<<<<
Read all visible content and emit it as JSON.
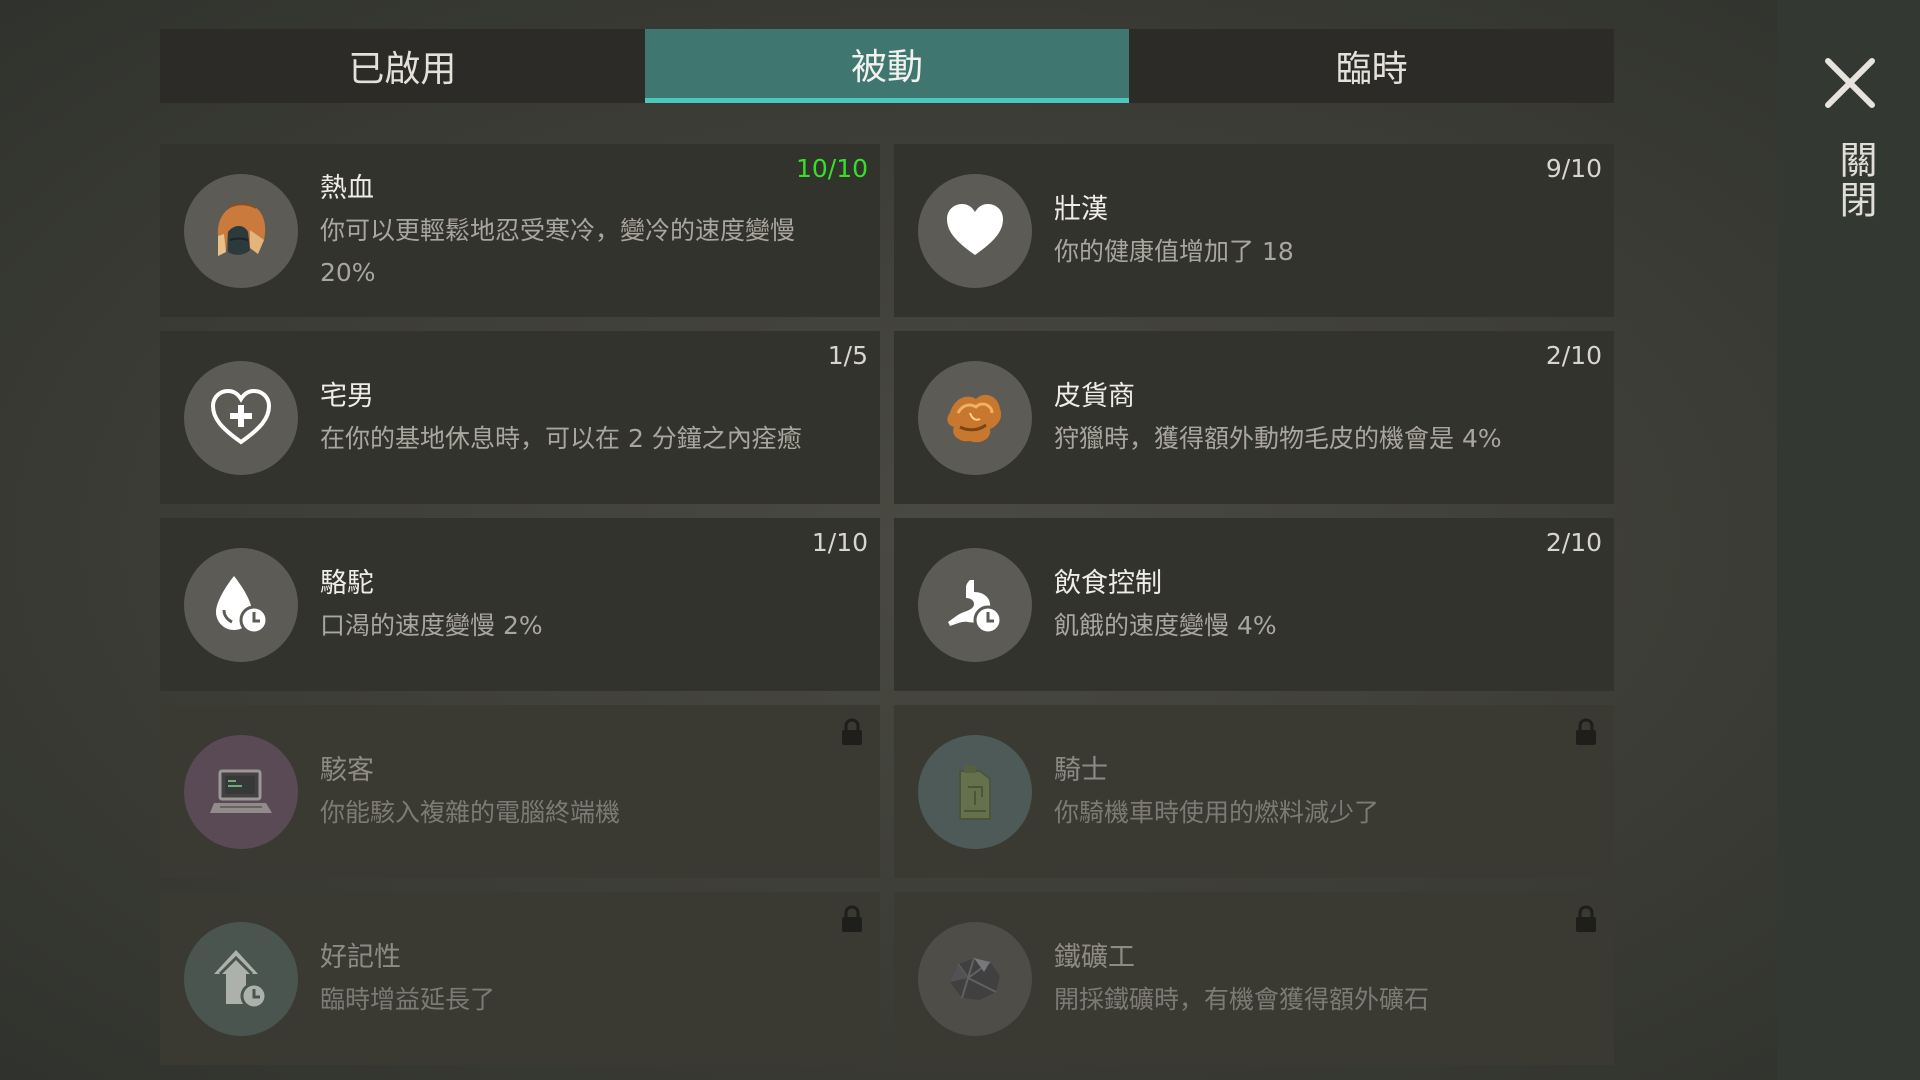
{
  "tabs": [
    {
      "label": "已啟用"
    },
    {
      "label": "被動"
    },
    {
      "label": "臨時"
    }
  ],
  "active_tab": "被動",
  "close_label": "關閉",
  "skills": [
    {
      "name": "熱血",
      "desc": "你可以更輕鬆地忍受寒冷，變冷的速度變慢 20%",
      "level": "10/10",
      "icon": "hat-icon",
      "locked": false
    },
    {
      "name": "壯漢",
      "desc": "你的健康值增加了 18",
      "level": "9/10",
      "icon": "heart-icon",
      "locked": false
    },
    {
      "name": "宅男",
      "desc": "在你的基地休息時，可以在 2 分鐘之內痊癒",
      "level": "1/5",
      "icon": "heart-plus-icon",
      "locked": false
    },
    {
      "name": "皮貨商",
      "desc": "狩獵時，獲得額外動物毛皮的機會是 4%",
      "level": "2/10",
      "icon": "fur-icon",
      "locked": false
    },
    {
      "name": "駱駝",
      "desc": "口渴的速度變慢 2%",
      "level": "1/10",
      "icon": "water-drop-clock-icon",
      "locked": false
    },
    {
      "name": "飲食控制",
      "desc": "飢餓的速度變慢 4%",
      "level": "2/10",
      "icon": "stomach-clock-icon",
      "locked": false
    },
    {
      "name": "駭客",
      "desc": "你能駭入複雜的電腦終端機",
      "level": "",
      "icon": "laptop-icon",
      "locked": true
    },
    {
      "name": "騎士",
      "desc": "你騎機車時使用的燃料減少了",
      "level": "",
      "icon": "fuel-can-icon",
      "locked": true
    },
    {
      "name": "好記性",
      "desc": "臨時增益延長了",
      "level": "",
      "icon": "arrow-up-clock-icon",
      "locked": true
    },
    {
      "name": "鐵礦工",
      "desc": "開採鐵礦時，有機會獲得額外礦石",
      "level": "",
      "icon": "iron-ore-icon",
      "locked": true
    }
  ],
  "colors": {
    "active_tab": "#3f7670",
    "active_tab_underline": "#4cc7bd",
    "max_level": "#36e029"
  }
}
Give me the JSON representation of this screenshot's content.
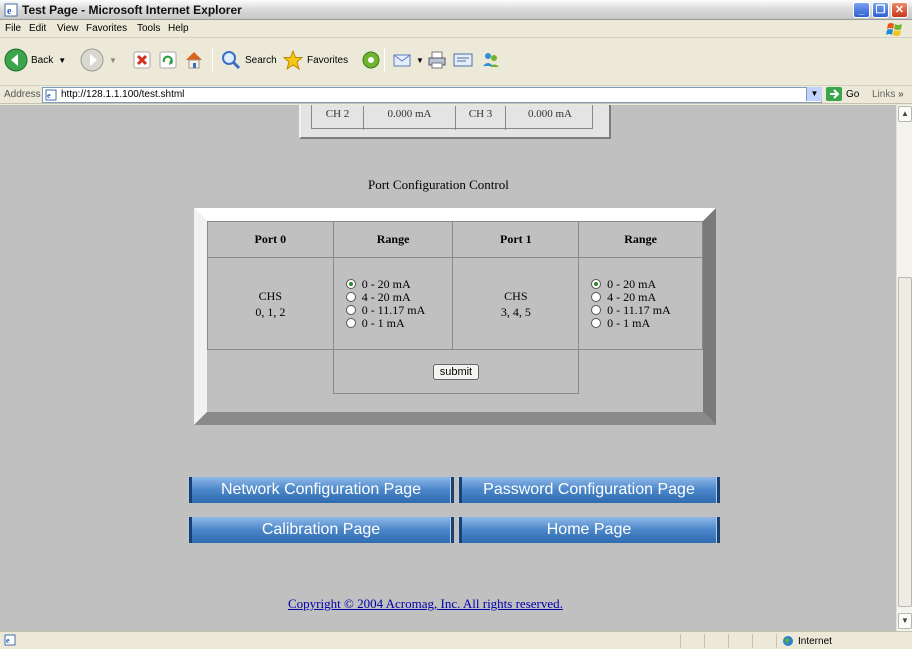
>>>>
■ Task instructions
From the entries above, copy each line holding "content".

■ The output
Read all visible content and emit it as JSON.
Give me the JSON representation of this screenshot's content.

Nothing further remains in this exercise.